• MATERIAL SUPPLIED:
** Start **

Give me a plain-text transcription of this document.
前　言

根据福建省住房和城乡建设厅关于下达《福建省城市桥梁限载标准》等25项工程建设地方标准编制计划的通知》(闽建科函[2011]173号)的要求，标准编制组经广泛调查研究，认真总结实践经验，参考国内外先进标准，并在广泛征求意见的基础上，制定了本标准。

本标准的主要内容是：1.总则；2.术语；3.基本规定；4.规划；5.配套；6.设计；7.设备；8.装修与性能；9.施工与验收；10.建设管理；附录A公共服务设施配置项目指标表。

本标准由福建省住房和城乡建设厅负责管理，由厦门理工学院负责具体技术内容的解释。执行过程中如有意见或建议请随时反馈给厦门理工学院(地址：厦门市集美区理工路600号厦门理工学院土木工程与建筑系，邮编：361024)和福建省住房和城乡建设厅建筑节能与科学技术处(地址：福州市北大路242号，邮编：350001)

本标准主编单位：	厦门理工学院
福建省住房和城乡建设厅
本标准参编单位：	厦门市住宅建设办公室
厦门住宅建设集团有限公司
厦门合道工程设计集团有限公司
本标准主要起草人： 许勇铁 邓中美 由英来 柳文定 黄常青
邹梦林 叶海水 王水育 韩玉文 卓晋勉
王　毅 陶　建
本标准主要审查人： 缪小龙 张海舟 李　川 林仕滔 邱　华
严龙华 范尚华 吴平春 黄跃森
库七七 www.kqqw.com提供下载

** End **

• TASK DESCRIPTION: Your task is to extract all of the records exactly.

• THE COMPLETED TASK:
Give me a plain-text transcription of this document.
前　言

根据福建省住房和城乡建设厅关于下达《福建省城市桥梁限载标准》等25项工程建设地方标准编制计划的通知》(闽建科函[2011]173号)的要求，标准编制组经广泛调查研究，认真总结实践经验，参考国内外先进标准，并在广泛征求意见的基础上，制定了本标准。

本标准的主要内容是：1.总则；2.术语；3.基本规定；4.规划；5.配套；6.设计；7.设备；8.装修与性能；9.施工与验收；10.建设管理；附录A公共服务设施配置项目指标表。

本标准由福建省住房和城乡建设厅负责管理，由厦门理工学院负责具体技术内容的解释。执行过程中如有意见或建议请随时反馈给厦门理工学院(地址：厦门市集美区理工路600号厦门理工学院土木工程与建筑系，邮编：361024)和福建省住房和城乡建设厅建筑节能与科学技术处(地址：福州市北大路242号，邮编：350001)

本标准主编单位：	厦门理工学院
福建省住房和城乡建设厅
本标准参编单位：	厦门市住宅建设办公室
厦门住宅建设集团有限公司
厦门合道工程设计集团有限公司
本标准主要起草人： 许勇铁 邓中美 由英来 柳文定 黄常青
邹梦林 叶海水 王水育 韩玉文 卓晋勉
王　毅 陶　建
本标准主要审查人： 缪小龙 张海舟 李　川 林仕滔 邱　华
严龙华 范尚华 吴平春 黄跃森
库七七 www.kqqw.com提供下载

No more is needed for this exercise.